[Begin Material provided]

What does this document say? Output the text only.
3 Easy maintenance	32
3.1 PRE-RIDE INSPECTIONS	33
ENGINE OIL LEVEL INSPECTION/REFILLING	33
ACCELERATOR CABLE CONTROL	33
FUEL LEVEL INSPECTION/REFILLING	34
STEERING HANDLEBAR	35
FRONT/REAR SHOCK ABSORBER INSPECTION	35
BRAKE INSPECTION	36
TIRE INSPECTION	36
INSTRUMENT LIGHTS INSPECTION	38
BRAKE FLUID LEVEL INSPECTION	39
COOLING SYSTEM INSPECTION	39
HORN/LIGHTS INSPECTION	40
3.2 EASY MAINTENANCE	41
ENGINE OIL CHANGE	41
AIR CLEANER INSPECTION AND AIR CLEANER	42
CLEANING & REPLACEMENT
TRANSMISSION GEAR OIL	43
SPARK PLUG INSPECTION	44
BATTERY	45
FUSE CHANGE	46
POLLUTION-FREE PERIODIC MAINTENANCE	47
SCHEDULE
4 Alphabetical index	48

[End Material provided]

## Task objective
Retype every entry above, word for word.

## Output for this task
What does this document say? Output the text only.
3 Easy maintenance	32
3.1 PRE-RIDE INSPECTIONS	33
ENGINE OIL LEVEL INSPECTION/REFILLING	33
ACCELERATOR CABLE CONTROL	33
FUEL LEVEL INSPECTION/REFILLING	34
STEERING HANDLEBAR	35
FRONT/REAR SHOCK ABSORBER INSPECTION	35
BRAKE INSPECTION	36
TIRE INSPECTION	36
INSTRUMENT LIGHTS INSPECTION	38
BRAKE FLUID LEVEL INSPECTION	39
COOLING SYSTEM INSPECTION	39
HORN/LIGHTS INSPECTION	40
3.2 EASY MAINTENANCE	41
ENGINE OIL CHANGE	41
AIR CLEANER INSPECTION AND AIR CLEANER	42
CLEANING & REPLACEMENT
TRANSMISSION GEAR OIL	43
SPARK PLUG INSPECTION	44
BATTERY	45
FUSE CHANGE	46
POLLUTION-FREE PERIODIC MAINTENANCE	47
SCHEDULE
4 Alphabetical index	48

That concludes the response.